--- BEGIN Record excerpts ---
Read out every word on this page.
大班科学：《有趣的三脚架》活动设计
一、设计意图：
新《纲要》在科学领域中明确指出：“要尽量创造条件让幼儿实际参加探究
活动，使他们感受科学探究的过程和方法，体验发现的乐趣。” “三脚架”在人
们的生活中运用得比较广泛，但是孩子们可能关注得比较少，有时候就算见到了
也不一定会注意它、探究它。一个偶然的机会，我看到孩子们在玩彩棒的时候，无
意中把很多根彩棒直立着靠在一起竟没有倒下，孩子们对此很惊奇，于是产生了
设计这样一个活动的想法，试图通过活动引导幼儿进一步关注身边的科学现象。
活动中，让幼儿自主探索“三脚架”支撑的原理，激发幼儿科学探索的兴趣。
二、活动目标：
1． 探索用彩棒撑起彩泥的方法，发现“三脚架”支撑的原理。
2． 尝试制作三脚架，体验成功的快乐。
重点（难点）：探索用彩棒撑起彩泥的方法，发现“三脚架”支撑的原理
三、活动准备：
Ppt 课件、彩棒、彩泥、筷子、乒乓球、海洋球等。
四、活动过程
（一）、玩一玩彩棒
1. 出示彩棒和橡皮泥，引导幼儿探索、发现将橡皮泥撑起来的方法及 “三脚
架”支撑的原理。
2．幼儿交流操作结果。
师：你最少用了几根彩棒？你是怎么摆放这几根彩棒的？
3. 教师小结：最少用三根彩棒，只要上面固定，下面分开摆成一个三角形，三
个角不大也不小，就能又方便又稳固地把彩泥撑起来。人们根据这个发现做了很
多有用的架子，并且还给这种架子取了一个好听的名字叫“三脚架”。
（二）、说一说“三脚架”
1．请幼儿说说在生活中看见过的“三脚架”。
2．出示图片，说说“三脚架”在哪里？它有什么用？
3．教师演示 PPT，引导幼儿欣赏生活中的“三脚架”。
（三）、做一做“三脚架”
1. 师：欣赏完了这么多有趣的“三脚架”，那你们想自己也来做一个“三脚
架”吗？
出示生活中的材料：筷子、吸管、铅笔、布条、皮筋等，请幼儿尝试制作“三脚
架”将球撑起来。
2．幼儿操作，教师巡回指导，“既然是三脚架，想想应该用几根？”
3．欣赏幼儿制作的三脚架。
--- END Record excerpts ---
Give an exact repetition of all the material.

» **Expected output**:
Read out every word on this page.
大班科学：《有趣的三脚架》活动设计
一、设计意图：
新《纲要》在科学领域中明确指出：“要尽量创造条件让幼儿实际参加探究
活动，使他们感受科学探究的过程和方法，体验发现的乐趣。” “三脚架”在人
们的生活中运用得比较广泛，但是孩子们可能关注得比较少，有时候就算见到了
也不一定会注意它、探究它。一个偶然的机会，我看到孩子们在玩彩棒的时候，无
意中把很多根彩棒直立着靠在一起竟没有倒下，孩子们对此很惊奇，于是产生了
设计这样一个活动的想法，试图通过活动引导幼儿进一步关注身边的科学现象。
活动中，让幼儿自主探索“三脚架”支撑的原理，激发幼儿科学探索的兴趣。
二、活动目标：
1． 探索用彩棒撑起彩泥的方法，发现“三脚架”支撑的原理。
2． 尝试制作三脚架，体验成功的快乐。
重点（难点）：探索用彩棒撑起彩泥的方法，发现“三脚架”支撑的原理
三、活动准备：
Ppt 课件、彩棒、彩泥、筷子、乒乓球、海洋球等。
四、活动过程
（一）、玩一玩彩棒
1. 出示彩棒和橡皮泥，引导幼儿探索、发现将橡皮泥撑起来的方法及 “三脚
架”支撑的原理。
2．幼儿交流操作结果。
师：你最少用了几根彩棒？你是怎么摆放这几根彩棒的？
3. 教师小结：最少用三根彩棒，只要上面固定，下面分开摆成一个三角形，三
个角不大也不小，就能又方便又稳固地把彩泥撑起来。人们根据这个发现做了很
多有用的架子，并且还给这种架子取了一个好听的名字叫“三脚架”。
（二）、说一说“三脚架”
1．请幼儿说说在生活中看见过的“三脚架”。
2．出示图片，说说“三脚架”在哪里？它有什么用？
3．教师演示 PPT，引导幼儿欣赏生活中的“三脚架”。
（三）、做一做“三脚架”
1. 师：欣赏完了这么多有趣的“三脚架”，那你们想自己也来做一个“三脚
架”吗？
出示生活中的材料：筷子、吸管、铅笔、布条、皮筋等，请幼儿尝试制作“三脚
架”将球撑起来。
2．幼儿操作，教师巡回指导，“既然是三脚架，想想应该用几根？”
3．欣赏幼儿制作的三脚架。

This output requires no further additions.